### Goal of the exercise
Find the word "name" in the records below. List each line containing it.

(Data listing)
= = =

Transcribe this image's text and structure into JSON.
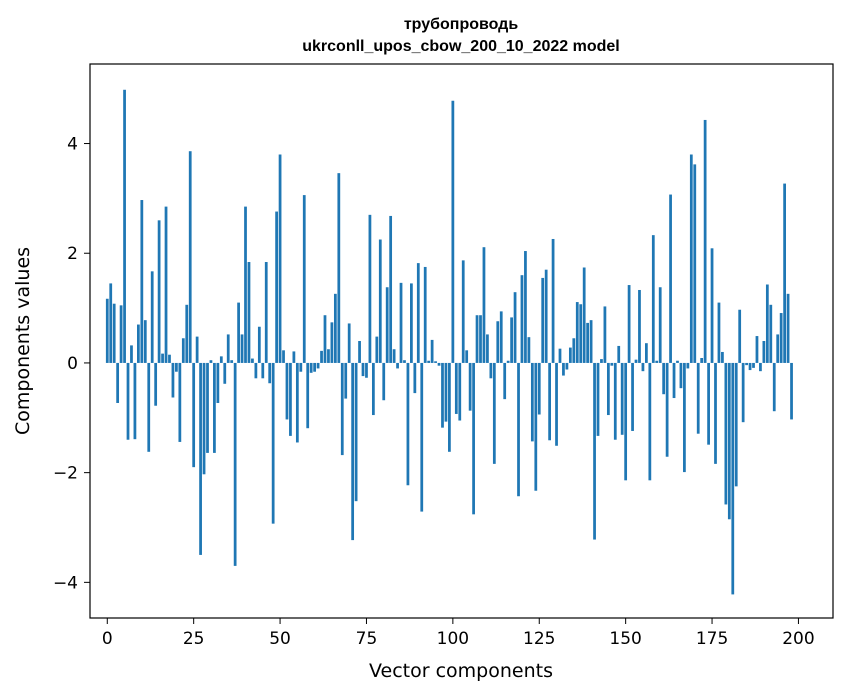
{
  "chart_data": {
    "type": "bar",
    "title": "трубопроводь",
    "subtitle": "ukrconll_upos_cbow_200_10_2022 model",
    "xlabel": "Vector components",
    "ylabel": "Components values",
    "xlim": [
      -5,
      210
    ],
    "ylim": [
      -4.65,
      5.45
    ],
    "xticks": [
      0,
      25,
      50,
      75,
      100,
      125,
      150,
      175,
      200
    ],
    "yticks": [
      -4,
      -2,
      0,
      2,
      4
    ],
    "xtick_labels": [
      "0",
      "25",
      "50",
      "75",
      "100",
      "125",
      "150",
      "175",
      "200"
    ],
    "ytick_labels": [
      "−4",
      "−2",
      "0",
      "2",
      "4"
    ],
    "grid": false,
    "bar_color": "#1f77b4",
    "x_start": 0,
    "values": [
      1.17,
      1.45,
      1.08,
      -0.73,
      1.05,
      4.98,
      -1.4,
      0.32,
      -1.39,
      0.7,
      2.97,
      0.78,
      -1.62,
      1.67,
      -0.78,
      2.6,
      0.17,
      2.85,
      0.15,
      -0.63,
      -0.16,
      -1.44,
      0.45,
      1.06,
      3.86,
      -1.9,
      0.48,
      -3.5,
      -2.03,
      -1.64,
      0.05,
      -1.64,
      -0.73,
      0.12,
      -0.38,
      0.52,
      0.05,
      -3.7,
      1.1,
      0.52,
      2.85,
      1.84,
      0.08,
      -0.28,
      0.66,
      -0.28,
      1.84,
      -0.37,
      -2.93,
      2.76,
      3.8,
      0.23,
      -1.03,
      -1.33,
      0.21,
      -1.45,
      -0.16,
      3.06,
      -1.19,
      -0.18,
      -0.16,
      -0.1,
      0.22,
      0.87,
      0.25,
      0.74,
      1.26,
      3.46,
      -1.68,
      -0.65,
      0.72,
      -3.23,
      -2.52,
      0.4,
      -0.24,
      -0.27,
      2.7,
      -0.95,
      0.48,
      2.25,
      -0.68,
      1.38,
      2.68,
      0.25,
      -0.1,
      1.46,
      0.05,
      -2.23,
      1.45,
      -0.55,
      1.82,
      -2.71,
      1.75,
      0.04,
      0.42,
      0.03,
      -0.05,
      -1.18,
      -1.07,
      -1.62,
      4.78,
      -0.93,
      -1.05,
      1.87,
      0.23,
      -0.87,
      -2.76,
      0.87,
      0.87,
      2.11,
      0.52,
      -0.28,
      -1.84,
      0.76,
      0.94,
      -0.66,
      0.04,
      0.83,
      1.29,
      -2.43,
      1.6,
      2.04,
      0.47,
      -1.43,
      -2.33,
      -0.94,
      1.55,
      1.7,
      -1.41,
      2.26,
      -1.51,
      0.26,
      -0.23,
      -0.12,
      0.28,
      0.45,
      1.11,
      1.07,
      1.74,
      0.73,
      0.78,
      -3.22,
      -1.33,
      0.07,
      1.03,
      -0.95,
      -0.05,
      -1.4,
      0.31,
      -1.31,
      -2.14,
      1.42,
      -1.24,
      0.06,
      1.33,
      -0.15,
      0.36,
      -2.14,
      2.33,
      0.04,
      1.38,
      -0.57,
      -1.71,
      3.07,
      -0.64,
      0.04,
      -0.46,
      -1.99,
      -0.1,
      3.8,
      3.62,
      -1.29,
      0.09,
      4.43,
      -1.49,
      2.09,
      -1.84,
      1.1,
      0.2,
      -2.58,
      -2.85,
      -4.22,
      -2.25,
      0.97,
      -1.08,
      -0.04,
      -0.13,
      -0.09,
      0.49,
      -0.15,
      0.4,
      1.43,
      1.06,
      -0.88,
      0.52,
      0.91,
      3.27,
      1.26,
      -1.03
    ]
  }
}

= = =

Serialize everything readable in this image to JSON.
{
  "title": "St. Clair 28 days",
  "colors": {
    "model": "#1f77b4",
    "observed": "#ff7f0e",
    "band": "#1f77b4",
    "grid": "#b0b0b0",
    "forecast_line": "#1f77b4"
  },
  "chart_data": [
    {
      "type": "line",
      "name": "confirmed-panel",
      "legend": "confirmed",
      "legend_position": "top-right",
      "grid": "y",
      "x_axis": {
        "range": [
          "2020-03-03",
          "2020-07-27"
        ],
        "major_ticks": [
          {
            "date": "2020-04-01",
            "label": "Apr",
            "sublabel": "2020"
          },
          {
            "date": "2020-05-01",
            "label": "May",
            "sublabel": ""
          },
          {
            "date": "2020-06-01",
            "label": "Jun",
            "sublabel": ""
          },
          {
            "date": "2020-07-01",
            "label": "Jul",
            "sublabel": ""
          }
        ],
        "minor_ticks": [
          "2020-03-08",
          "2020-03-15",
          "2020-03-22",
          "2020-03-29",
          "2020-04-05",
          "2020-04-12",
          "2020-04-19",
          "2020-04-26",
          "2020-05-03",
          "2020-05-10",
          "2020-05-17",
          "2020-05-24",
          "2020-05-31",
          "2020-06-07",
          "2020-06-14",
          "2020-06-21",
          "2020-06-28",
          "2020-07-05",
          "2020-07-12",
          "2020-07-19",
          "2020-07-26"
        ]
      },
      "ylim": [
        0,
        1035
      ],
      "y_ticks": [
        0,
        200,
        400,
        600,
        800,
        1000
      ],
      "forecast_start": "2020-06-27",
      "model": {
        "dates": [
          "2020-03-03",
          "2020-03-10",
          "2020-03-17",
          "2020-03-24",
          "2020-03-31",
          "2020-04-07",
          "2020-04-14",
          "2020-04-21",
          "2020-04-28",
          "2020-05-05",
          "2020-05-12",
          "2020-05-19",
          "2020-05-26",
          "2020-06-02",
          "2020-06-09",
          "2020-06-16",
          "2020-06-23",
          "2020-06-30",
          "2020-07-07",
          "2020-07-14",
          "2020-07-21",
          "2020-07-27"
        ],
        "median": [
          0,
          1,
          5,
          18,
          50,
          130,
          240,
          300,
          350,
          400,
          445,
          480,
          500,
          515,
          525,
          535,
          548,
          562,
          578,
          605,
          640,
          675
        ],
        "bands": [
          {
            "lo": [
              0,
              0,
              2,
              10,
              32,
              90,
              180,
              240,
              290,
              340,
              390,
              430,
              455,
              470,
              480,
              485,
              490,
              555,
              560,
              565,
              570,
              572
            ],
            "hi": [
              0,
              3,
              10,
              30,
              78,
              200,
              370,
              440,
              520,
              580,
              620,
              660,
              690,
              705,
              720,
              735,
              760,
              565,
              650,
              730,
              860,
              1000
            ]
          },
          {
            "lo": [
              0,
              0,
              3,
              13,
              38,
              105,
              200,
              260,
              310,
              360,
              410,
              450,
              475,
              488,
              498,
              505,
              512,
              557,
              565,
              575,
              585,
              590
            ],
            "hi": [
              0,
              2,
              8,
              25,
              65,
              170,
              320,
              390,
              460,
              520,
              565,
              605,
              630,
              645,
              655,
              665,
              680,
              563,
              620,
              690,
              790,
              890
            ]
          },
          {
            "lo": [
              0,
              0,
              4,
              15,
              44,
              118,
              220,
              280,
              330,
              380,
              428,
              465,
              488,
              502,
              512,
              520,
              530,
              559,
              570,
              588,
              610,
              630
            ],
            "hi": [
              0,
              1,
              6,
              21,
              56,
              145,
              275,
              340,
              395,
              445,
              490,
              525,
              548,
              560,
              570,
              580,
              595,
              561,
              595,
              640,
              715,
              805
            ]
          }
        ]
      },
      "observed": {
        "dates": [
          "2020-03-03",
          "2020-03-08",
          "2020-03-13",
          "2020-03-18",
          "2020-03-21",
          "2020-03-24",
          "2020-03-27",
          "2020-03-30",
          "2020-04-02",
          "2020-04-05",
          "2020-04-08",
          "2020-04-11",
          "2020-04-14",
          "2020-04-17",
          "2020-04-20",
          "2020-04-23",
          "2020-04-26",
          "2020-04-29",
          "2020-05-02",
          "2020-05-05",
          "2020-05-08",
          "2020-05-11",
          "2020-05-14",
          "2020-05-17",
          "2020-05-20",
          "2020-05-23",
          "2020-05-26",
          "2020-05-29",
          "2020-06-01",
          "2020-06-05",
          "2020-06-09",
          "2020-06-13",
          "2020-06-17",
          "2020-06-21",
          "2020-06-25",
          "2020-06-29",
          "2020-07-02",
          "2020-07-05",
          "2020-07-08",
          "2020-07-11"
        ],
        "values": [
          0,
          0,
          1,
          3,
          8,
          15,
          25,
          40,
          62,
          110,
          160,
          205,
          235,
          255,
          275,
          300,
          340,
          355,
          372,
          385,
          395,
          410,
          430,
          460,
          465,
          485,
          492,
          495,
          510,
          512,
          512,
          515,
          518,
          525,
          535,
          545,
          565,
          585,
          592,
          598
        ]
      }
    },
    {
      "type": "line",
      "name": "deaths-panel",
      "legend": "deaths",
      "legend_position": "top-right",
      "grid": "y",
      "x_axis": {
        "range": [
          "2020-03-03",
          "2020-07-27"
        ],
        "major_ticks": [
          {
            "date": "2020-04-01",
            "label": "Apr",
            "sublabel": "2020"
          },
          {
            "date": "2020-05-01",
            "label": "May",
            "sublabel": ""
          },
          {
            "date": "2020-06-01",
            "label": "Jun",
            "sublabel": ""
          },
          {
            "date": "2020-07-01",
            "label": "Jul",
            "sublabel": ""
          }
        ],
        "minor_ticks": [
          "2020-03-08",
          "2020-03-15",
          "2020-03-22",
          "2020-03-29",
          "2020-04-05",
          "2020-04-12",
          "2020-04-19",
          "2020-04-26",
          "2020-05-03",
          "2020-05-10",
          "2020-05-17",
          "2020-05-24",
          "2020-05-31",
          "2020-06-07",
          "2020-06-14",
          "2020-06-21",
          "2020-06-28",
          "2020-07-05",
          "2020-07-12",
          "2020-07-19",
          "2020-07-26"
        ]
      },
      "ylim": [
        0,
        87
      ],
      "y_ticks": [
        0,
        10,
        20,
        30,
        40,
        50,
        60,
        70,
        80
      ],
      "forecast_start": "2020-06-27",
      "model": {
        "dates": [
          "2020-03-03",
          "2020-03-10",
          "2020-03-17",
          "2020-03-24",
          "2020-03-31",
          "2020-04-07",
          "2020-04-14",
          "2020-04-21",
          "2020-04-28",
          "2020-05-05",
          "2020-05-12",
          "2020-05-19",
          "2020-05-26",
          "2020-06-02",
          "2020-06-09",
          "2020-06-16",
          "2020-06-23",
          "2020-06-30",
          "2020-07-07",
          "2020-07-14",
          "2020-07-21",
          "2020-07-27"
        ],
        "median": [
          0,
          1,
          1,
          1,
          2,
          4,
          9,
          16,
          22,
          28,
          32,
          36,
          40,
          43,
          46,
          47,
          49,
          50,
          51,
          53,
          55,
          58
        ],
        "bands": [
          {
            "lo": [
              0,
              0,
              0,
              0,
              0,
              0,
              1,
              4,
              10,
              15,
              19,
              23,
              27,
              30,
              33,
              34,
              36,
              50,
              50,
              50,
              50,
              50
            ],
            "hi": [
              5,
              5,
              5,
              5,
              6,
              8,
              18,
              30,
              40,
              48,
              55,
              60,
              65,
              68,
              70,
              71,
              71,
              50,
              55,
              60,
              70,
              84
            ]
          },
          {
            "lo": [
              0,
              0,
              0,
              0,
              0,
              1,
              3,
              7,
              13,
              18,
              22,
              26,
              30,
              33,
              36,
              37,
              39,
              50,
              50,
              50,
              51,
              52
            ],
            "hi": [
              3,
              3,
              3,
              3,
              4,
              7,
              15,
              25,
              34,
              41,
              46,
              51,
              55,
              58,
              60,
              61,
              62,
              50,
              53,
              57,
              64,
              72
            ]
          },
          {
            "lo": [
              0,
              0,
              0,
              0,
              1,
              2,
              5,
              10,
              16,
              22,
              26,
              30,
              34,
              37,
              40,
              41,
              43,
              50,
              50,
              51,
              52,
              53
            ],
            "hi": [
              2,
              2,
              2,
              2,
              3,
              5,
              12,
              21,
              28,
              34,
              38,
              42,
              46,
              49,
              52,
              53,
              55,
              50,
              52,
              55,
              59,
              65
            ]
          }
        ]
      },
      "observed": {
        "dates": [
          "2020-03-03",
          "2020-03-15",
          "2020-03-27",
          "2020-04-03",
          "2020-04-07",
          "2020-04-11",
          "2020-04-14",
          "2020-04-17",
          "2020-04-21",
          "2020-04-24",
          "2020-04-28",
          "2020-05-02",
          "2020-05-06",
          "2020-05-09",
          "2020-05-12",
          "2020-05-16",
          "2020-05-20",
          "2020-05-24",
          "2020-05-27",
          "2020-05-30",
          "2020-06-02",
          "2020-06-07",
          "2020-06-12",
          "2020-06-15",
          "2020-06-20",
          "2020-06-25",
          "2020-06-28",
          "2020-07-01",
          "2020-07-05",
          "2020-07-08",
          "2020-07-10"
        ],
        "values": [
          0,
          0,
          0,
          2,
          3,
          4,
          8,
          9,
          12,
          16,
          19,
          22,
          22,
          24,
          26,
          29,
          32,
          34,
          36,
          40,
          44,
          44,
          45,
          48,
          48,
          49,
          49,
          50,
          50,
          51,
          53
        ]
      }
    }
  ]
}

= = =

### Expected output
      "name": "confirmed-panel",
      "name": "deaths-panel",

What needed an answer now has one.